### Data listing
<<<<

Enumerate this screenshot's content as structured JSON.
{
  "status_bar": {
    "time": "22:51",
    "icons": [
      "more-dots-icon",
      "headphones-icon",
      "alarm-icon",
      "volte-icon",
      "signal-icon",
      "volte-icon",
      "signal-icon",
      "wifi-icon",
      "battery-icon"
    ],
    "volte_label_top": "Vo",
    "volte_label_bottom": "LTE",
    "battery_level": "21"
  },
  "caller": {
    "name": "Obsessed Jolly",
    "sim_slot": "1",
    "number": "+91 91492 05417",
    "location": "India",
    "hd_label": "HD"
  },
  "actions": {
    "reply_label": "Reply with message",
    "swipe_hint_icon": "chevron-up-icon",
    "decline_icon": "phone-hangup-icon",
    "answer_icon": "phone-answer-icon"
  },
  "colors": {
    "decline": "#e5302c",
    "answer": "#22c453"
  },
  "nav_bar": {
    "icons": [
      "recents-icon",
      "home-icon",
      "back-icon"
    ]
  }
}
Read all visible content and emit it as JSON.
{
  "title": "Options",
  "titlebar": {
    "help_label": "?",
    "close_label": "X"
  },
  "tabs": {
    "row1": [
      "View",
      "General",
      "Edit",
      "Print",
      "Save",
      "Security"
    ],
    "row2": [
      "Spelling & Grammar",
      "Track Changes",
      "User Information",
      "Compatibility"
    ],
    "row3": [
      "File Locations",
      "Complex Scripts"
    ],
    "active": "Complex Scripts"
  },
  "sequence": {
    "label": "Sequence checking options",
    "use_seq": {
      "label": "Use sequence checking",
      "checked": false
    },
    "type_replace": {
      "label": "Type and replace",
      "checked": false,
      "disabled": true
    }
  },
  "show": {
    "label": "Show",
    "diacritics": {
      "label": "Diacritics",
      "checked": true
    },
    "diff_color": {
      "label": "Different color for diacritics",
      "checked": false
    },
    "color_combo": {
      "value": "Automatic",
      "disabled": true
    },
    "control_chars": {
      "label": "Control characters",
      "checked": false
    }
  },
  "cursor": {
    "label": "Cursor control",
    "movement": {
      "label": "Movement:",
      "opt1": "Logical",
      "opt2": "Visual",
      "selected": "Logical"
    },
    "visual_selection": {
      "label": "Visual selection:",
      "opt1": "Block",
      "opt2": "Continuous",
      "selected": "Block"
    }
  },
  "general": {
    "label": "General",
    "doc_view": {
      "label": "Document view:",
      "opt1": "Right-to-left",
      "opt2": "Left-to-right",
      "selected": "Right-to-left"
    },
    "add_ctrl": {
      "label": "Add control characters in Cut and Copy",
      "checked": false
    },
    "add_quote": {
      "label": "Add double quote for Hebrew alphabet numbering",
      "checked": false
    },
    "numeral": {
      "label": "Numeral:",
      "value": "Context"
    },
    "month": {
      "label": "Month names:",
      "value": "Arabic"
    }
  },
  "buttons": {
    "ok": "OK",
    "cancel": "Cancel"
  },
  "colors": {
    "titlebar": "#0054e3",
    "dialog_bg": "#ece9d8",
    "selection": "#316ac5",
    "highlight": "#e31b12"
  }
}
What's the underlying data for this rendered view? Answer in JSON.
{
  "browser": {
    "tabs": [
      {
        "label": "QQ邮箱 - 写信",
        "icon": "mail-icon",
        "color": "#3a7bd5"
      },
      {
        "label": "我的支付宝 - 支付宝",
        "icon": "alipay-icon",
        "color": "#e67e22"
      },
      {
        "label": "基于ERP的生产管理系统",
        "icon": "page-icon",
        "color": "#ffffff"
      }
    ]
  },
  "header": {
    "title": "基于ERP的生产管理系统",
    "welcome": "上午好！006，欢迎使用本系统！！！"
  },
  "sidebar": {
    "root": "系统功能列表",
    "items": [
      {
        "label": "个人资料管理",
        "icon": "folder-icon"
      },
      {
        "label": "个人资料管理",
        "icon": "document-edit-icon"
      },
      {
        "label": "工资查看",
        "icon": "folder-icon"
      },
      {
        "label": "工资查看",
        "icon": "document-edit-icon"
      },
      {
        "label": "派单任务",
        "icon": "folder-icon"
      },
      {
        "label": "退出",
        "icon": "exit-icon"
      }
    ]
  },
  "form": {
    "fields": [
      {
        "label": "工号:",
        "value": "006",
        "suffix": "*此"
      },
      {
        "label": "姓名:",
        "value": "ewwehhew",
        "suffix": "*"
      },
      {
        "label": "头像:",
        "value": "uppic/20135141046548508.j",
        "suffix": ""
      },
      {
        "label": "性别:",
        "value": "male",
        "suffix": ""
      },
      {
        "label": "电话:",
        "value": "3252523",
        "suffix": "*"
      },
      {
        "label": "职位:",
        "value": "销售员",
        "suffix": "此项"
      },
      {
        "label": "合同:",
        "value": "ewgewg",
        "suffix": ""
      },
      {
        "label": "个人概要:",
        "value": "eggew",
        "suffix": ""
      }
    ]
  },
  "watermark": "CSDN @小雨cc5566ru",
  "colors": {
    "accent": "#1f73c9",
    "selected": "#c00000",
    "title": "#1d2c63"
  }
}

>>>>

### Task to complete
Find the number of lines in which the word "checking" occurs, and write nothing but that number.

### Answer to the problem
2